start Extracted material
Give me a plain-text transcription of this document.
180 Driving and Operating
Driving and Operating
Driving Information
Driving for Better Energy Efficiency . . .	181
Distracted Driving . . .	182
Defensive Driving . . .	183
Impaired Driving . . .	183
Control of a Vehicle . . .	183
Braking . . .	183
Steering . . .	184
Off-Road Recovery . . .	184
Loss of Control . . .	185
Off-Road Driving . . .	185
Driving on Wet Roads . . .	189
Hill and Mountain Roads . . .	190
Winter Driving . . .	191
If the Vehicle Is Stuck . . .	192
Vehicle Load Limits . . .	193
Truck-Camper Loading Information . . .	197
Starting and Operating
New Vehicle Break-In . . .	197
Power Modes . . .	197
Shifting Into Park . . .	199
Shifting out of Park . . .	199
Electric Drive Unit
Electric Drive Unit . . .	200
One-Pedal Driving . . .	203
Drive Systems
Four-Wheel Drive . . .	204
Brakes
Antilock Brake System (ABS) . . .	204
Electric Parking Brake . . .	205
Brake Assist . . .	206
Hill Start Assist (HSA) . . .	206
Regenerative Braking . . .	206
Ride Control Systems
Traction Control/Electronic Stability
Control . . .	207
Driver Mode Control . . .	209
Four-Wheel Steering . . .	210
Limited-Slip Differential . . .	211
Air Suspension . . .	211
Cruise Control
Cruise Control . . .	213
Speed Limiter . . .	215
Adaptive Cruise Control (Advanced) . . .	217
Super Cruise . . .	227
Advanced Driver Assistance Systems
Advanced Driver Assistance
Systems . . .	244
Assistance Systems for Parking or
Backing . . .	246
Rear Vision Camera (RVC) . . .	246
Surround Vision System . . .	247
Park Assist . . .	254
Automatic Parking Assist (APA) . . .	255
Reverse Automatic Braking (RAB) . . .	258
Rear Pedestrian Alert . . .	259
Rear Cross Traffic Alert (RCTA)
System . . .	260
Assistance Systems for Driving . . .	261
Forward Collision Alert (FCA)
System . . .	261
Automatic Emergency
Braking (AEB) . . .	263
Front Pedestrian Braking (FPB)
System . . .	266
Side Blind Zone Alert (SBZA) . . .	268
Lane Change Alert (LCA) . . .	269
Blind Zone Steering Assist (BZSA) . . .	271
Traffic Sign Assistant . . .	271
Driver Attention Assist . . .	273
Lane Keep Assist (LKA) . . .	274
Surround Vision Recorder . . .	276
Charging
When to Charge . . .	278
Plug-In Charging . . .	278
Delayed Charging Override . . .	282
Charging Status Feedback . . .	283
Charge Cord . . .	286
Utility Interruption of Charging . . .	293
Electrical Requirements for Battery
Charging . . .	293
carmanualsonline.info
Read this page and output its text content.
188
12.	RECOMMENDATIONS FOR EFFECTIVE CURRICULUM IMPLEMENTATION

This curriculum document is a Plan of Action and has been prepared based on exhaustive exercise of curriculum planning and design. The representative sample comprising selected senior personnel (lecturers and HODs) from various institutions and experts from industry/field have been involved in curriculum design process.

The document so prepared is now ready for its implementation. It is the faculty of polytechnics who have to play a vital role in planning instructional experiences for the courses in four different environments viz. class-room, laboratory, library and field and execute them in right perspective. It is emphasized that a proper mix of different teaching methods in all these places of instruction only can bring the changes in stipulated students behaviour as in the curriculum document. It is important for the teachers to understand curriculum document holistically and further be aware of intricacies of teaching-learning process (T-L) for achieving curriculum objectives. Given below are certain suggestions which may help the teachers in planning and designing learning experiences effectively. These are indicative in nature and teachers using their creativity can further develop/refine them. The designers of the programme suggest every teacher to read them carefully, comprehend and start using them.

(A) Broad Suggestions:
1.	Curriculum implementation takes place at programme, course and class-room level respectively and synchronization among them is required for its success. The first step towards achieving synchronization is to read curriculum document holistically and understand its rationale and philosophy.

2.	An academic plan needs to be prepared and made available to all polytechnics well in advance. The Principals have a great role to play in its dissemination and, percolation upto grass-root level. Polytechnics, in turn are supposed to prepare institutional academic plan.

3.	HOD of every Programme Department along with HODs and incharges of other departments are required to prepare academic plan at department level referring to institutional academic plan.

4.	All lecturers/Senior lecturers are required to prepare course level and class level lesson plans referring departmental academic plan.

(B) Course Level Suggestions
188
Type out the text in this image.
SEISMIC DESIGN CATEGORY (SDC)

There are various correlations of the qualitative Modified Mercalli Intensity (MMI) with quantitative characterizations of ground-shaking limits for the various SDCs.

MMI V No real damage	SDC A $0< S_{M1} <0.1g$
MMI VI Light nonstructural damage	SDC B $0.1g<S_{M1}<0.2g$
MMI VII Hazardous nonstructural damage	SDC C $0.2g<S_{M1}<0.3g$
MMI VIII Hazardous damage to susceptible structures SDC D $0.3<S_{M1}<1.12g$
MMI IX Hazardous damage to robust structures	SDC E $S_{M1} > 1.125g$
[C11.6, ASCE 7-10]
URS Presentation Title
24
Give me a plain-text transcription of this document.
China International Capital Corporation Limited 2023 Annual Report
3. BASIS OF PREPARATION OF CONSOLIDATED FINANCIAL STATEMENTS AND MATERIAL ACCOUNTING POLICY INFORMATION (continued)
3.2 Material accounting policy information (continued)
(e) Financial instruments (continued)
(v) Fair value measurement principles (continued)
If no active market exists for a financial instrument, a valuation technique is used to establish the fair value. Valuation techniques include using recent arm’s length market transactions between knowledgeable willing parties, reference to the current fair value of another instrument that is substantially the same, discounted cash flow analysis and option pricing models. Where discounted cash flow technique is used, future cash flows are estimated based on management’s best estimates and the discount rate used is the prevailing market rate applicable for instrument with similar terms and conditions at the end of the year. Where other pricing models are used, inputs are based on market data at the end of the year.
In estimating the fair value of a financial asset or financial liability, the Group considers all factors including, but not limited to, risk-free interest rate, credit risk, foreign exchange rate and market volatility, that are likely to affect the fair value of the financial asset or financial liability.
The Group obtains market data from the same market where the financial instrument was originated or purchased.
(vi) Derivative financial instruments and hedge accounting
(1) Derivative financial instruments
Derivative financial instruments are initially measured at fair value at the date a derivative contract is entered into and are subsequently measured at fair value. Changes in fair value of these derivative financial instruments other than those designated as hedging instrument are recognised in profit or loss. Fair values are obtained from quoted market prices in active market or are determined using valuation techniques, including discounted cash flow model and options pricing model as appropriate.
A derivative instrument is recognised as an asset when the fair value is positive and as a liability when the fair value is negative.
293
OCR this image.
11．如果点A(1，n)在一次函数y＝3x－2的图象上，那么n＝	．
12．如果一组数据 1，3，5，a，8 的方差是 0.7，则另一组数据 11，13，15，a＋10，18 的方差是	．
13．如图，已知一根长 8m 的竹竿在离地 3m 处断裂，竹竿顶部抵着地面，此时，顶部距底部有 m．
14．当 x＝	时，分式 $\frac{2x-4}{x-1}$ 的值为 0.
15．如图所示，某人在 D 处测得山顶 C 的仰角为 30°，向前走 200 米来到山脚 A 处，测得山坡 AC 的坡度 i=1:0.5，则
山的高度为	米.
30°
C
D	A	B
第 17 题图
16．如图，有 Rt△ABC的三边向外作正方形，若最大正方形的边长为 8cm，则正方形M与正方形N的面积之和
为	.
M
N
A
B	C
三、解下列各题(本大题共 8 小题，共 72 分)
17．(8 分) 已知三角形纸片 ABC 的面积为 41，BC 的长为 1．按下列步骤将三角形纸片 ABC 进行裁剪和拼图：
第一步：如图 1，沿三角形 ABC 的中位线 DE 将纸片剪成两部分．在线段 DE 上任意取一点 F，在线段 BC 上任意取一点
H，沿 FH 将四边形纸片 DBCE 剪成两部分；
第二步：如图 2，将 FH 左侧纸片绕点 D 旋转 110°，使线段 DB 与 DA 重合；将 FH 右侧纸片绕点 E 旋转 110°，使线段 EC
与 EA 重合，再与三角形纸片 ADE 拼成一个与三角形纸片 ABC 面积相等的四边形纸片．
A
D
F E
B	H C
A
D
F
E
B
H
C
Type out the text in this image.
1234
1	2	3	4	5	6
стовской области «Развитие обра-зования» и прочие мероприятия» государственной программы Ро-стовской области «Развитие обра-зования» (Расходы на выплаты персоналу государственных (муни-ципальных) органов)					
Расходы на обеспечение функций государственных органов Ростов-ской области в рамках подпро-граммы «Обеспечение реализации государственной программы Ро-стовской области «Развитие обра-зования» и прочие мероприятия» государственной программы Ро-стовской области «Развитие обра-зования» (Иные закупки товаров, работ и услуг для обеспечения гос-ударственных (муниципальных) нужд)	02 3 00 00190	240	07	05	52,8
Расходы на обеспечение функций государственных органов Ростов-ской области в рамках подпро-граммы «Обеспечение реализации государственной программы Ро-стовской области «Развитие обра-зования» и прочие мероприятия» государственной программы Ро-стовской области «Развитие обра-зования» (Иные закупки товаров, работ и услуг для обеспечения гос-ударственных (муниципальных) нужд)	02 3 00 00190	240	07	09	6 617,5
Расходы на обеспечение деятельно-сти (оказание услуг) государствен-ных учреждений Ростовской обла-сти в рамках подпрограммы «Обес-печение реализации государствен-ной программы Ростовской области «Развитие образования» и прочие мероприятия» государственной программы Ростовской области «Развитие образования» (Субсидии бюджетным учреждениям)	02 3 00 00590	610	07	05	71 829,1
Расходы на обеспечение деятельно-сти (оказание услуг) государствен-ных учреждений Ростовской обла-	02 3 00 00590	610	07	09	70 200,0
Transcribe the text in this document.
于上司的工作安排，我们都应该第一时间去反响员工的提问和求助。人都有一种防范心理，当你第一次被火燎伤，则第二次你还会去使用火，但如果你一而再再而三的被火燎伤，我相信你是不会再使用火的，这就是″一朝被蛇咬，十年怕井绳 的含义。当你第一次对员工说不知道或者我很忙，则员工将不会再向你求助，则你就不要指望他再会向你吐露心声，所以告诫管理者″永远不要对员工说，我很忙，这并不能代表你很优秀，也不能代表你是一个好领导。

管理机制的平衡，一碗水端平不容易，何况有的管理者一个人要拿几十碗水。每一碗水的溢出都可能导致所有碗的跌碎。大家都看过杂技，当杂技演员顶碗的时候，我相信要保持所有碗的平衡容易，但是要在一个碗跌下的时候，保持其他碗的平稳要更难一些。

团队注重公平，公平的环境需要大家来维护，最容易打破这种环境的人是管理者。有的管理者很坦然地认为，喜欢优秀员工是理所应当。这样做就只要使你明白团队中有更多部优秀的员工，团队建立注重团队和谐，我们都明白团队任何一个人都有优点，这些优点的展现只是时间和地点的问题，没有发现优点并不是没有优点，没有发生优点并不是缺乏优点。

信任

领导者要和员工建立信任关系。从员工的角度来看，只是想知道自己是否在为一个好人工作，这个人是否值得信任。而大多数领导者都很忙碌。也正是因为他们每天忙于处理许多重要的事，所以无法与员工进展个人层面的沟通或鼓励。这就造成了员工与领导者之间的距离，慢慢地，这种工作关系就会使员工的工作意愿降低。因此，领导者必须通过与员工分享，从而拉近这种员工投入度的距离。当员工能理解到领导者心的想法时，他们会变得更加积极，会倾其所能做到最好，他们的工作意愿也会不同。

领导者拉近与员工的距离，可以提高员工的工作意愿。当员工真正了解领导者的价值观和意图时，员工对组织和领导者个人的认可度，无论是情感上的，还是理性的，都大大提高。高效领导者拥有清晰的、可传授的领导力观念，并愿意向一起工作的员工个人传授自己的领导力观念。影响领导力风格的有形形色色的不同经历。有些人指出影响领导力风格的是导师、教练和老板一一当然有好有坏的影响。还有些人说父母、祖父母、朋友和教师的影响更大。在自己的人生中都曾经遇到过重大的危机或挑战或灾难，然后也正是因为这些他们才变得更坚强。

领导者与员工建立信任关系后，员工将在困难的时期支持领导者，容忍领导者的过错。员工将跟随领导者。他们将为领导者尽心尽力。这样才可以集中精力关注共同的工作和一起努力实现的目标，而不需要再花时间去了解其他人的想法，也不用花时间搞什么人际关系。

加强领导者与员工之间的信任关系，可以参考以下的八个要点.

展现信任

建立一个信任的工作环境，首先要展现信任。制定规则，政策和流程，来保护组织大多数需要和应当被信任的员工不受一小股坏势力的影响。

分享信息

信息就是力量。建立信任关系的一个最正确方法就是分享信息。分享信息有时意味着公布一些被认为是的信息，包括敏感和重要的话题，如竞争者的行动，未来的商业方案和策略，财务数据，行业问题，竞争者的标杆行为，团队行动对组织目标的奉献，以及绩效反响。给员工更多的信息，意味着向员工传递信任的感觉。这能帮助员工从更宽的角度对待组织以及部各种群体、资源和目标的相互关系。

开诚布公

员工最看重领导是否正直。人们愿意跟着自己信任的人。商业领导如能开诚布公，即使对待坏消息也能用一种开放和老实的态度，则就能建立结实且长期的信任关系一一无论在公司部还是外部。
end Extracted material
[Objective] Pull out each line containing the word "Automatic" and copy it.

[Correct output]
Automatic Parking Assist (APA) . . .	255
Reverse Automatic Braking (RAB) . . .	258
Automatic Emergency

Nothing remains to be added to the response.